▸ TASK DESCRIPTION
Pictures do not belong in the copy; restate the records below word for word.

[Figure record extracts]
┌──
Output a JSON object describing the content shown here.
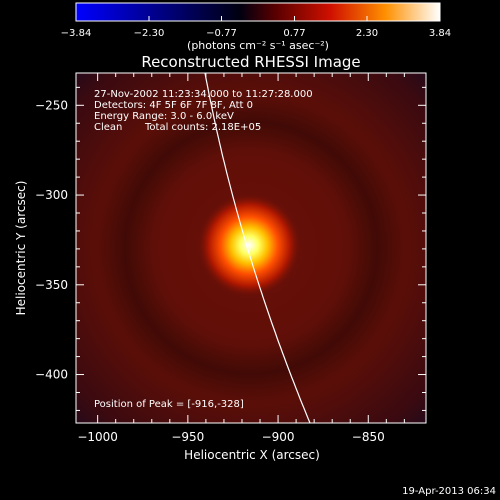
{
  "chart_data": {
    "type": "heatmap",
    "title": "Reconstructed RHESSI Image",
    "xlabel": "Heliocentric X (arcsec)",
    "ylabel": "Heliocentric Y (arcsec)",
    "xlim": [
      -1012,
      -818
    ],
    "ylim": [
      -427,
      -232
    ],
    "xticks": [
      -1000,
      -950,
      -900,
      -850
    ],
    "yticks": [
      -250,
      -300,
      -350,
      -400
    ],
    "colorbar": {
      "min": -3.84,
      "max": 3.84,
      "ticks": [
        "-3.84",
        "-2.30",
        "-0.77",
        "0.77",
        "2.30",
        "3.84"
      ],
      "tick_values": [
        -3.84,
        -2.3,
        -0.77,
        0.77,
        2.3,
        3.84
      ],
      "units_label": "(photons cm⁻² s⁻¹ asec⁻²)",
      "colormap": [
        "#0000ff",
        "#000000",
        "#8b0000",
        "#ff3000",
        "#ffc000",
        "#ffffff"
      ]
    },
    "annotations": [
      "27-Nov-2002 11:23:34.000 to 11:27:28.000",
      "Detectors: 4F 5F 6F 7F 8F, Att 0",
      "Energy Range: 3.0 - 6.0 keV",
      "Clean",
      "Total counts: 2.18E+05"
    ],
    "peak_label": "Position of Peak = [-916,-328]",
    "peak": [
      -916,
      -328
    ],
    "footer": "19-Apr-2013 06:34"
  }
}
└──
▸ FINAL RESULT
Output a JSON object describing the content shown here.
{
  "chart_data": {
    "type": "heatmap",
    "title": "Reconstructed RHESSI Image",
    "xlabel": "Heliocentric X (arcsec)",
    "ylabel": "Heliocentric Y (arcsec)",
    "xlim": [
      -1012,
      -818
    ],
    "ylim": [
      -427,
      -232
    ],
    "xticks": [
      -1000,
      -950,
      -900,
      -850
    ],
    "yticks": [
      -250,
      -300,
      -350,
      -400
    ],
    "colorbar": {
      "min": -3.84,
      "max": 3.84,
      "ticks": [
        "-3.84",
        "-2.30",
        "-0.77",
        "0.77",
        "2.30",
        "3.84"
      ],
      "tick_values": [
        -3.84,
        -2.3,
        -0.77,
        0.77,
        2.3,
        3.84
      ],
      "units_label": "(photons cm⁻² s⁻¹ asec⁻²)",
      "colormap": [
        "#0000ff",
        "#000000",
        "#8b0000",
        "#ff3000",
        "#ffc000",
        "#ffffff"
      ]
    },
    "annotations": [
      "27-Nov-2002 11:23:34.000 to 11:27:28.000",
      "Detectors: 4F 5F 6F 7F 8F, Att 0",
      "Energy Range: 3.0 - 6.0 keV",
      "Clean",
      "Total counts: 2.18E+05"
    ],
    "peak_label": "Position of Peak = [-916,-328]",
    "peak": [
      -916,
      -328
    ],
    "footer": "19-Apr-2013 06:34"
  }
}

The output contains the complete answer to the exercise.